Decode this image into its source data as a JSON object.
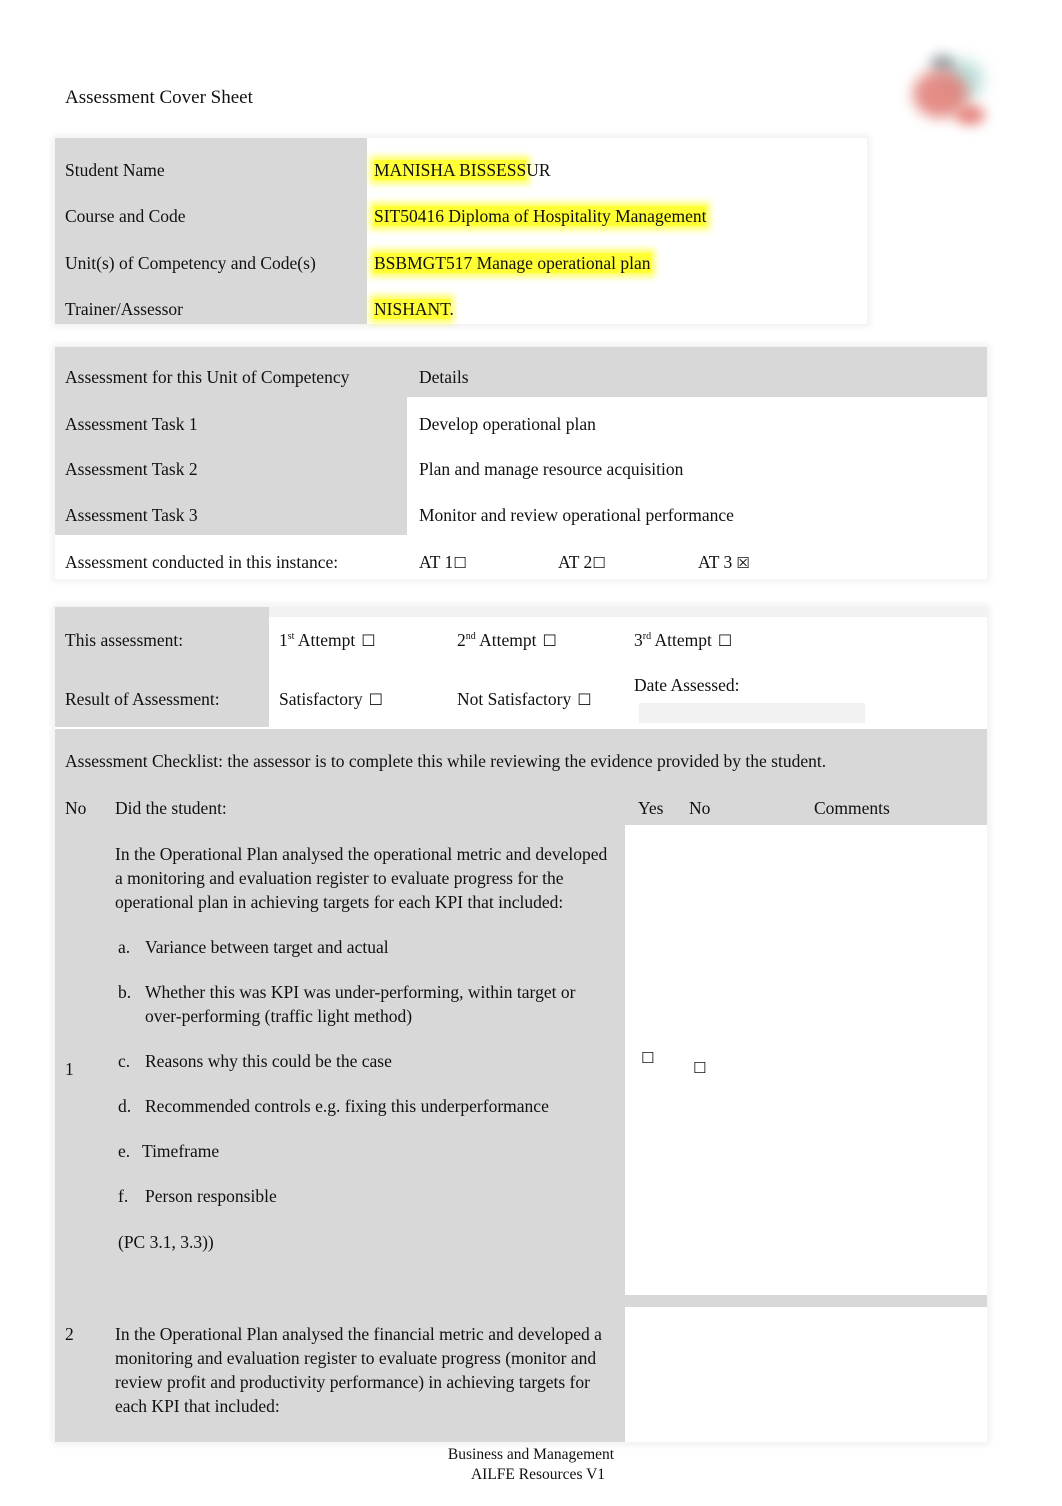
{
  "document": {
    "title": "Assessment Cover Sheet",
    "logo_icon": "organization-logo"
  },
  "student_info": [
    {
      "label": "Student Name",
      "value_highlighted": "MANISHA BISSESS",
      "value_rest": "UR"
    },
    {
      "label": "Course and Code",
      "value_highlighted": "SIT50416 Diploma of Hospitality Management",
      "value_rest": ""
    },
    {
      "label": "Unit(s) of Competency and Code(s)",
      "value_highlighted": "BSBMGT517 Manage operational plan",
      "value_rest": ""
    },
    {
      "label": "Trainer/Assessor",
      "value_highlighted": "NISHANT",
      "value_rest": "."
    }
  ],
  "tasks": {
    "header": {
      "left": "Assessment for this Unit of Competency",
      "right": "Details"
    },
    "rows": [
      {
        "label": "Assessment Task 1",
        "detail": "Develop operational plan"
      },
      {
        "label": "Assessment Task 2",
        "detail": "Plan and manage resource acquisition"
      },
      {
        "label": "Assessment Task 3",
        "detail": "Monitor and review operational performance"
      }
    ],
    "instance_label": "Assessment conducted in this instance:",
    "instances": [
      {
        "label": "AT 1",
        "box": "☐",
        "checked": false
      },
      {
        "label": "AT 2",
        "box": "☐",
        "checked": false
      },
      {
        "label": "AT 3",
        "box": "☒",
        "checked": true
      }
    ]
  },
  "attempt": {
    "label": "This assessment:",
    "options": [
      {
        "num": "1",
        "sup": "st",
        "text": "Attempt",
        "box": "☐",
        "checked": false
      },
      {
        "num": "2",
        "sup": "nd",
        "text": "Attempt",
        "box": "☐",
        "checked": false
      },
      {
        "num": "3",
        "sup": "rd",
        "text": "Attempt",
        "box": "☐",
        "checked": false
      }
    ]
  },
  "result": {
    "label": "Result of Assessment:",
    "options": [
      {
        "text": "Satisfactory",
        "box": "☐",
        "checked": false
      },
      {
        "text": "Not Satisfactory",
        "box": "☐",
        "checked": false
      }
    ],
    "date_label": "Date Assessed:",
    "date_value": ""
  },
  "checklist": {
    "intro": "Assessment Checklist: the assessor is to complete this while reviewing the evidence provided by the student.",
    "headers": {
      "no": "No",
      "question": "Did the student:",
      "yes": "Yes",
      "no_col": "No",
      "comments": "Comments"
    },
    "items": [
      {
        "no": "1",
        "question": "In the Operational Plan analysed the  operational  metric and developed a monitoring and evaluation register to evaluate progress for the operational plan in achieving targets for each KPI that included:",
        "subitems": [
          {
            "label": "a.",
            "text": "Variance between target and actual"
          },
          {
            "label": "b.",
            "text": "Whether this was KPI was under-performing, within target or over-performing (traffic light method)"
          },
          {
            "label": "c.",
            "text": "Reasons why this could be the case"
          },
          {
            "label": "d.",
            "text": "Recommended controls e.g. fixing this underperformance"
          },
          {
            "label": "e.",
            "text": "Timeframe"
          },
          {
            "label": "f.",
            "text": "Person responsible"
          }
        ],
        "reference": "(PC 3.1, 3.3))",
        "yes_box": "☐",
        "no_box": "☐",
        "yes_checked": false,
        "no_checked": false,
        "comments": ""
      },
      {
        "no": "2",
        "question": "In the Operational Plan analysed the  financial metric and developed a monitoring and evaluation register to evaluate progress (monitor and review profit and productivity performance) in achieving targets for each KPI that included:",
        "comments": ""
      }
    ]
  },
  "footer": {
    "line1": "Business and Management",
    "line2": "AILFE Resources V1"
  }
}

□ □ □ □ □

### TASK
Where a line in the entries holds "each", copy that line.

### THE RESULT
        "question": "In the Operational Plan analysed the  operational  metric and developed a monitoring and evaluation register to evaluate progress for the operational plan in achieving targets for each KPI that included:",
        "question": "In the Operational Plan analysed the  financial metric and developed a monitoring and evaluation register to evaluate progress (monitor and review profit and productivity performance) in achieving targets for each KPI that included:",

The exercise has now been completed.